■ Task goal ■
Go through the material below and report how many lines contain "centimètres". Give only the number.

■ Information provided ■
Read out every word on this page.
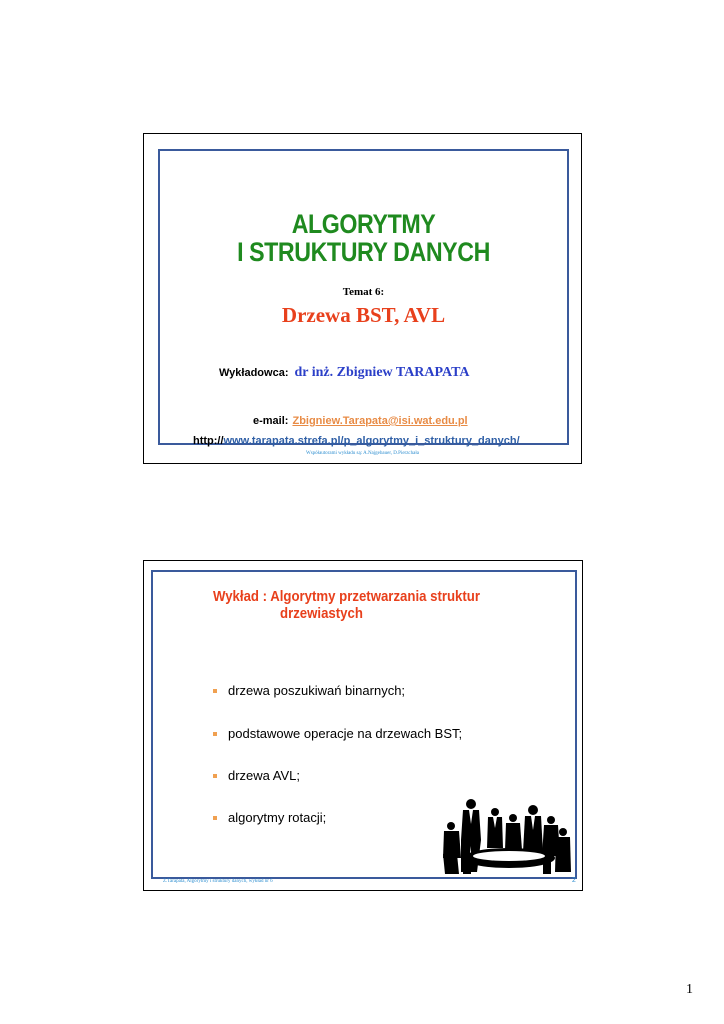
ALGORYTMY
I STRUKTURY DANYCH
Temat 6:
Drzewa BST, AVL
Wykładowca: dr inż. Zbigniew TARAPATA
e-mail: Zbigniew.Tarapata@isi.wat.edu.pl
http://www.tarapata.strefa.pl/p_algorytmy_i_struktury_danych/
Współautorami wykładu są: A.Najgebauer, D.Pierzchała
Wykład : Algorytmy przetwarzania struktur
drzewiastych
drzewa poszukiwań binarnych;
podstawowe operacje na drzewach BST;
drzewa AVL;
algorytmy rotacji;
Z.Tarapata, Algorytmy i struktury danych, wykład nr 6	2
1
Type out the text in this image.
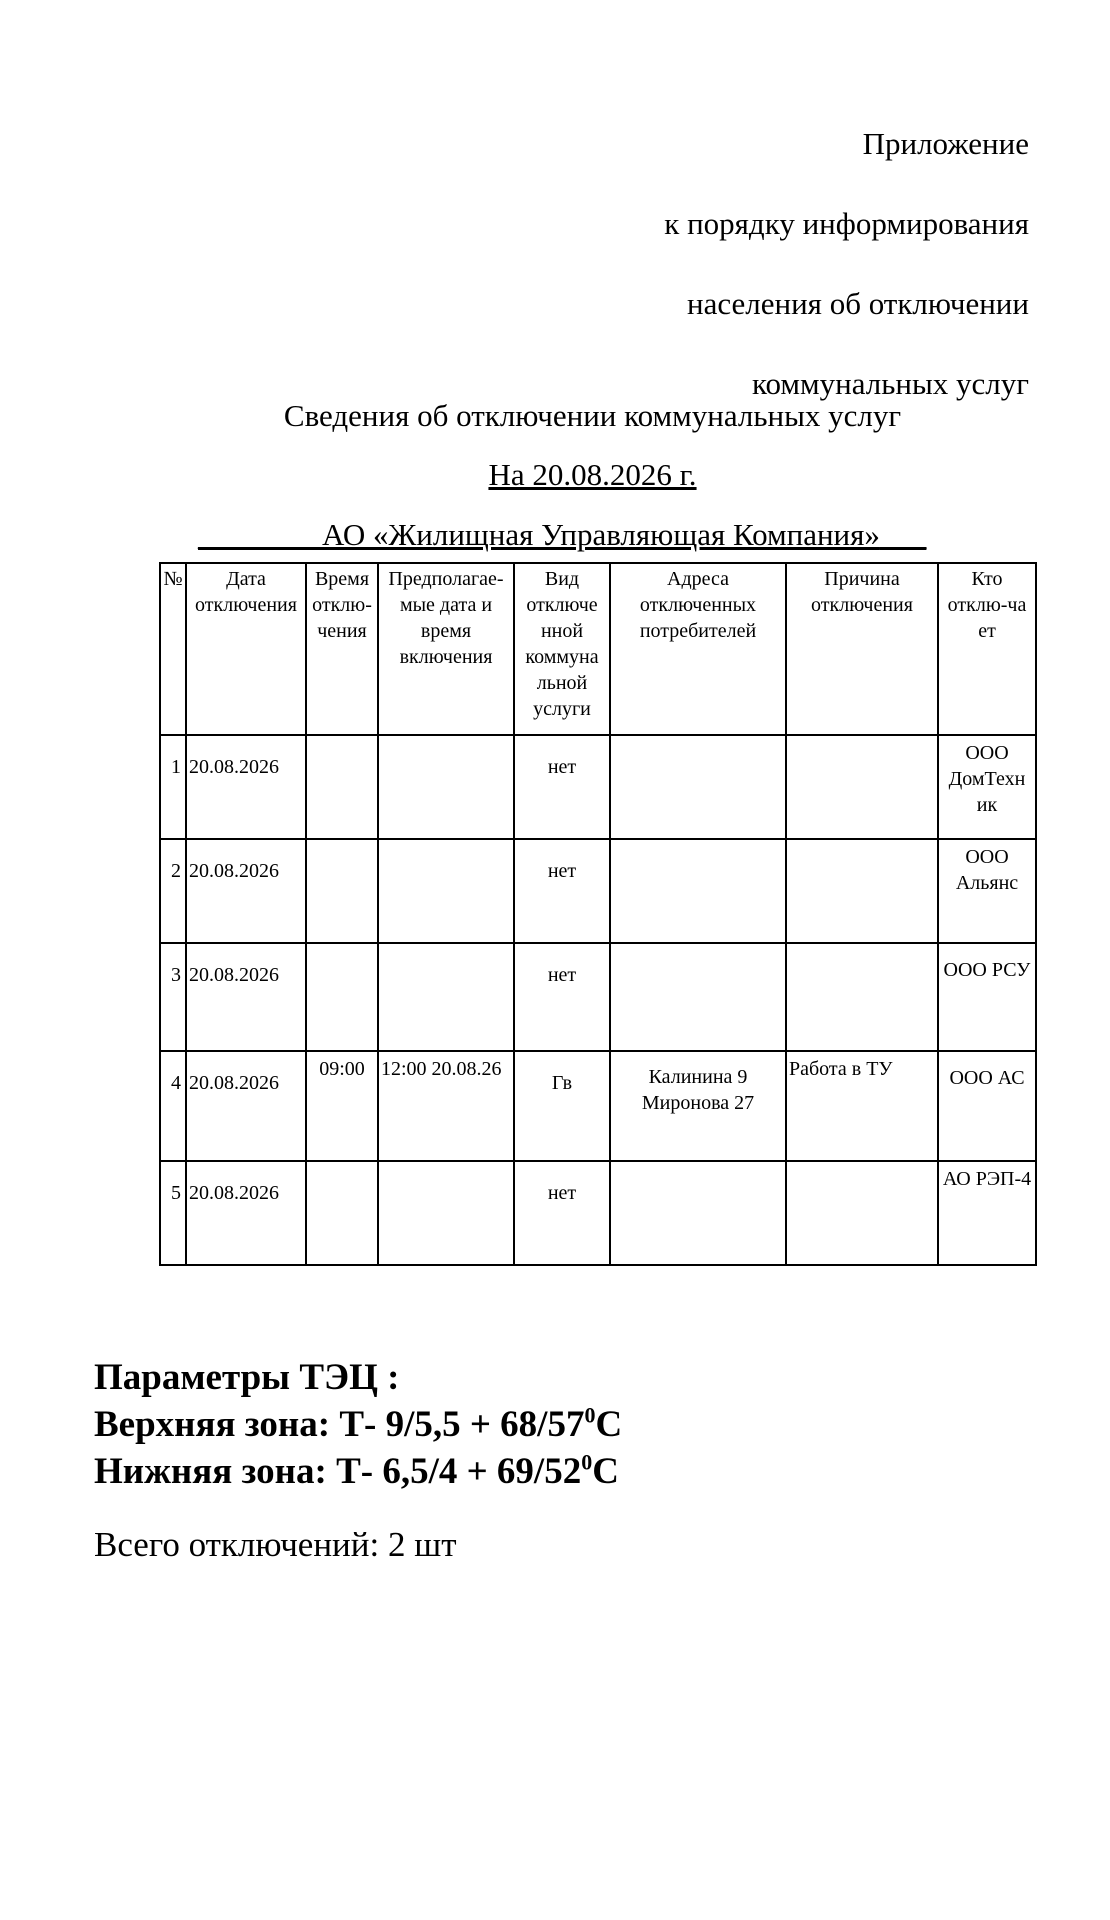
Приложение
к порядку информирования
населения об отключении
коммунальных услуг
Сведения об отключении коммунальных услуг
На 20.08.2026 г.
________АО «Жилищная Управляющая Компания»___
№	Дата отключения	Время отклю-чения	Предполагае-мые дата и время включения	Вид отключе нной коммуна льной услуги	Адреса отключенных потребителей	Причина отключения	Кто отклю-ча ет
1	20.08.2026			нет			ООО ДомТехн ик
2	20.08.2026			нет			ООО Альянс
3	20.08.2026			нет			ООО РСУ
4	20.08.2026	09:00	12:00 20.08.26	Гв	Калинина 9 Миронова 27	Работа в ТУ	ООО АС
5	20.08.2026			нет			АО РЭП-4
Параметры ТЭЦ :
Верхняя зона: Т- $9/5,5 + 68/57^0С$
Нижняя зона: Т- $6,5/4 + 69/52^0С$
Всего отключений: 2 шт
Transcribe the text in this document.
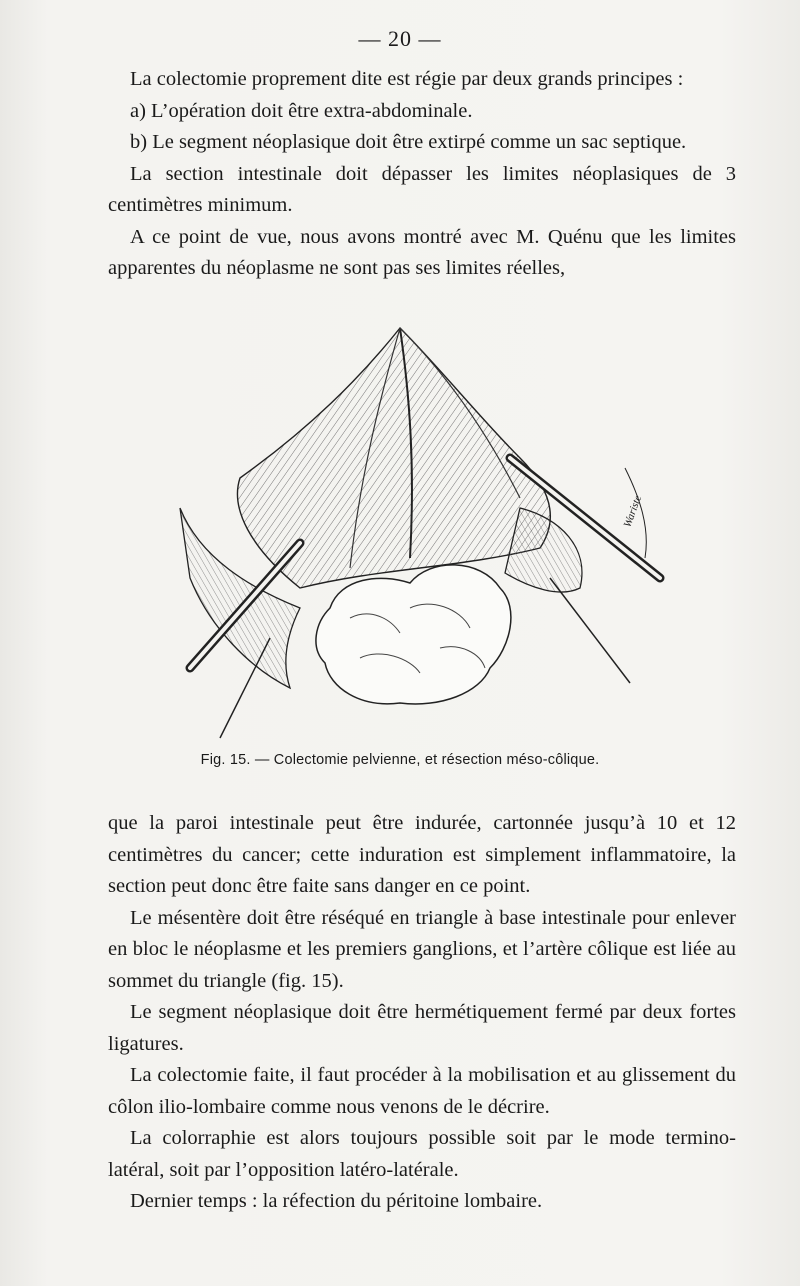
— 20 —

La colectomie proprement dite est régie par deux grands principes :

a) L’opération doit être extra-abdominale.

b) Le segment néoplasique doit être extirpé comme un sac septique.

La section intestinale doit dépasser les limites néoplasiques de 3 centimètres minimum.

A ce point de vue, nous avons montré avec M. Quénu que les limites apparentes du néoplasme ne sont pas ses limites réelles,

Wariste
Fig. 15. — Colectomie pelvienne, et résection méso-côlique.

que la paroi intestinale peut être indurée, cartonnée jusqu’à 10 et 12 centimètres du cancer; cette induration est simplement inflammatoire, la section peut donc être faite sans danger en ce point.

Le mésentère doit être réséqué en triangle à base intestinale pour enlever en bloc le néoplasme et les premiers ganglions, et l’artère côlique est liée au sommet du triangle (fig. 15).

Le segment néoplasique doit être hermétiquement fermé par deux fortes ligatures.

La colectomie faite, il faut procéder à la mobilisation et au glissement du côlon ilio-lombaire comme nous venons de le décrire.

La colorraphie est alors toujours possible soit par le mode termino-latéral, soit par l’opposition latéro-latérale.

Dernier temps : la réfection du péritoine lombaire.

■ Final result ■
2